• TASK STATEMENT: Below are the records; reproduce all of them exactly but without any images.

-- WORKING DATA start --

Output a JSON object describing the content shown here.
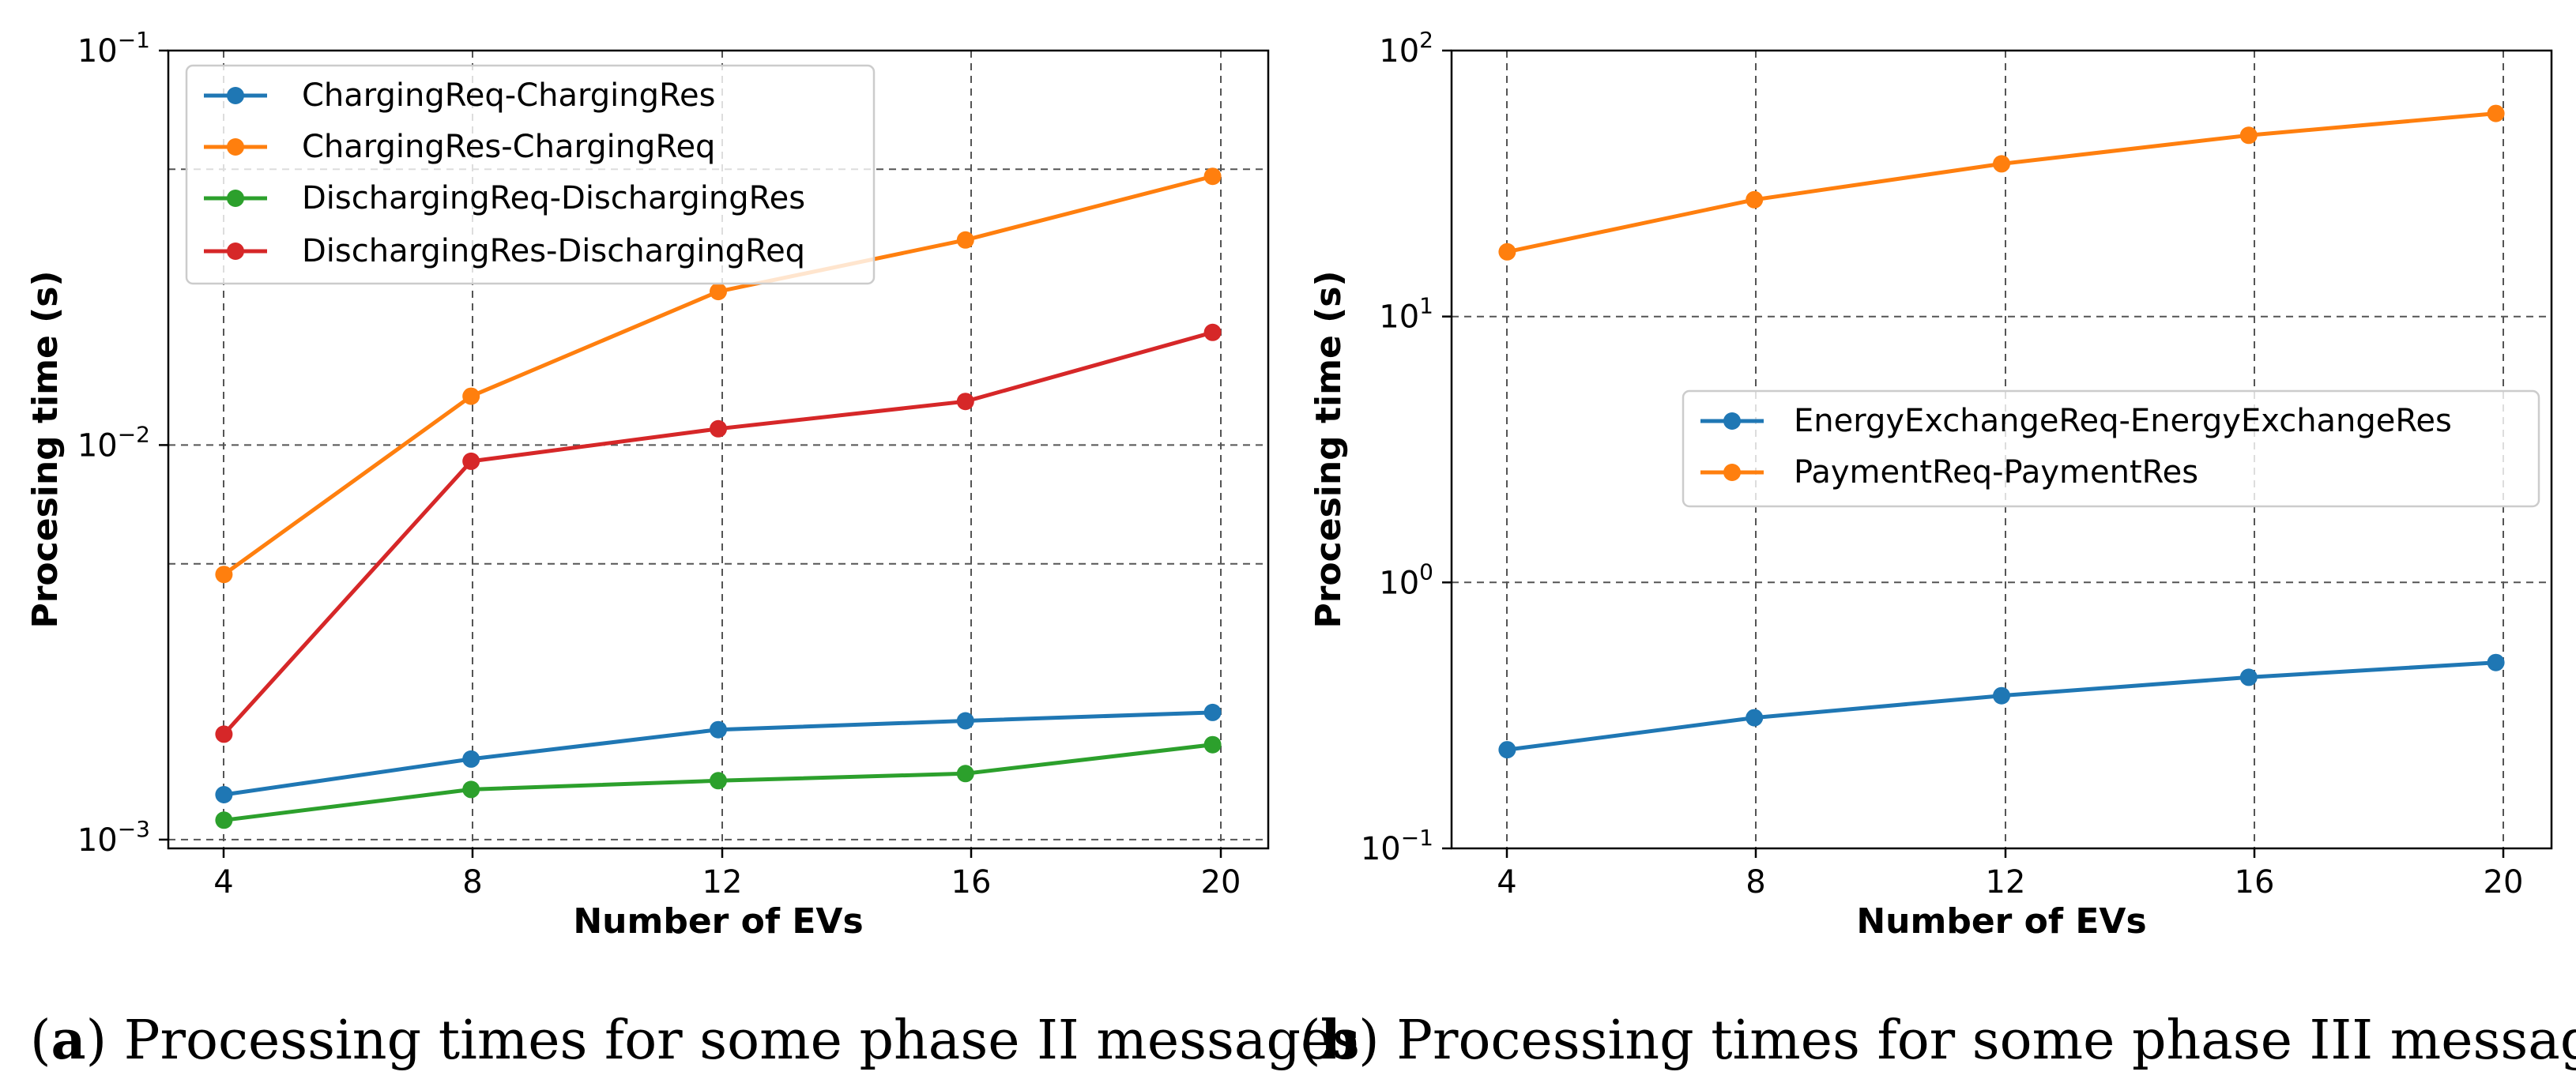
{
  "chart_data": [
    {
      "id": "a",
      "type": "line",
      "yscale": "log",
      "xlabel": "Number of EVs",
      "ylabel": "Procesing time (s)",
      "x": [
        4,
        8,
        12,
        16,
        20
      ],
      "xticks": [
        "4",
        "8",
        "12",
        "16",
        "20"
      ],
      "xlim": [
        3.1,
        20.9
      ],
      "ylim": [
        0.00095,
        0.1
      ],
      "ytick_values": [
        0.001,
        0.01,
        0.1
      ],
      "yticks": [
        {
          "base": "10",
          "exp": "−3"
        },
        {
          "base": "10",
          "exp": "−2"
        },
        {
          "base": "10",
          "exp": "−1"
        }
      ],
      "extra_gridlines": [
        0.005,
        0.05
      ],
      "legend_position": "top-left",
      "series": [
        {
          "name": "ChargingReq-ChargingRes",
          "color": "#1f77b4",
          "values": [
            0.0013,
            0.0016,
            0.0019,
            0.002,
            0.0021
          ]
        },
        {
          "name": "ChargingRes-ChargingReq",
          "color": "#ff7f0e",
          "values": [
            0.0047,
            0.0133,
            0.0245,
            0.0331,
            0.048
          ]
        },
        {
          "name": "DischargingReq-DischargingRes",
          "color": "#2ca02c",
          "values": [
            0.00112,
            0.00134,
            0.00141,
            0.00147,
            0.00174
          ]
        },
        {
          "name": "DischargingRes-DischargingReq",
          "color": "#d62728",
          "values": [
            0.00185,
            0.0091,
            0.011,
            0.0129,
            0.0193
          ]
        }
      ],
      "caption": {
        "label": "a",
        "text": ") Processing times for some phase II messages"
      }
    },
    {
      "id": "b",
      "type": "line",
      "yscale": "log",
      "xlabel": "Number of EVs",
      "ylabel": "Procesing time (s)",
      "x": [
        4,
        8,
        12,
        16,
        20
      ],
      "xticks": [
        "4",
        "8",
        "12",
        "16",
        "20"
      ],
      "xlim": [
        3.1,
        20.9
      ],
      "ylim": [
        0.1,
        100
      ],
      "ytick_values": [
        0.1,
        1,
        10,
        100
      ],
      "yticks": [
        {
          "base": "10",
          "exp": "−1"
        },
        {
          "base": "10",
          "exp": "0"
        },
        {
          "base": "10",
          "exp": "1"
        },
        {
          "base": "10",
          "exp": "2"
        }
      ],
      "extra_gridlines": [],
      "legend_position": "center-right",
      "series": [
        {
          "name": "EnergyExchangeReq-EnergyExchangeRes",
          "color": "#1f77b4",
          "values": [
            0.235,
            0.31,
            0.375,
            0.44,
            0.5
          ]
        },
        {
          "name": "PaymentReq-PaymentRes",
          "color": "#ff7f0e",
          "values": [
            17.5,
            27.5,
            37.5,
            48,
            58
          ]
        }
      ],
      "caption": {
        "label": "b",
        "text": ") Processing times for some phase III messages"
      }
    }
  ]
}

-- WORKING DATA end --

• OUTPUT OF THE EXERCISE:
Output a JSON object describing the content shown here.
{
  "chart_data": [
    {
      "id": "a",
      "type": "line",
      "yscale": "log",
      "xlabel": "Number of EVs",
      "ylabel": "Procesing time (s)",
      "x": [
        4,
        8,
        12,
        16,
        20
      ],
      "xticks": [
        "4",
        "8",
        "12",
        "16",
        "20"
      ],
      "xlim": [
        3.1,
        20.9
      ],
      "ylim": [
        0.00095,
        0.1
      ],
      "ytick_values": [
        0.001,
        0.01,
        0.1
      ],
      "yticks": [
        {
          "base": "10",
          "exp": "−3"
        },
        {
          "base": "10",
          "exp": "−2"
        },
        {
          "base": "10",
          "exp": "−1"
        }
      ],
      "extra_gridlines": [
        0.005,
        0.05
      ],
      "legend_position": "top-left",
      "series": [
        {
          "name": "ChargingReq-ChargingRes",
          "color": "#1f77b4",
          "values": [
            0.0013,
            0.0016,
            0.0019,
            0.002,
            0.0021
          ]
        },
        {
          "name": "ChargingRes-ChargingReq",
          "color": "#ff7f0e",
          "values": [
            0.0047,
            0.0133,
            0.0245,
            0.0331,
            0.048
          ]
        },
        {
          "name": "DischargingReq-DischargingRes",
          "color": "#2ca02c",
          "values": [
            0.00112,
            0.00134,
            0.00141,
            0.00147,
            0.00174
          ]
        },
        {
          "name": "DischargingRes-DischargingReq",
          "color": "#d62728",
          "values": [
            0.00185,
            0.0091,
            0.011,
            0.0129,
            0.0193
          ]
        }
      ],
      "caption": {
        "label": "a",
        "text": ") Processing times for some phase II messages"
      }
    },
    {
      "id": "b",
      "type": "line",
      "yscale": "log",
      "xlabel": "Number of EVs",
      "ylabel": "Procesing time (s)",
      "x": [
        4,
        8,
        12,
        16,
        20
      ],
      "xticks": [
        "4",
        "8",
        "12",
        "16",
        "20"
      ],
      "xlim": [
        3.1,
        20.9
      ],
      "ylim": [
        0.1,
        100
      ],
      "ytick_values": [
        0.1,
        1,
        10,
        100
      ],
      "yticks": [
        {
          "base": "10",
          "exp": "−1"
        },
        {
          "base": "10",
          "exp": "0"
        },
        {
          "base": "10",
          "exp": "1"
        },
        {
          "base": "10",
          "exp": "2"
        }
      ],
      "extra_gridlines": [],
      "legend_position": "center-right",
      "series": [
        {
          "name": "EnergyExchangeReq-EnergyExchangeRes",
          "color": "#1f77b4",
          "values": [
            0.235,
            0.31,
            0.375,
            0.44,
            0.5
          ]
        },
        {
          "name": "PaymentReq-PaymentRes",
          "color": "#ff7f0e",
          "values": [
            17.5,
            27.5,
            37.5,
            48,
            58
          ]
        }
      ],
      "caption": {
        "label": "b",
        "text": ") Processing times for some phase III messages"
      }
    }
  ]
}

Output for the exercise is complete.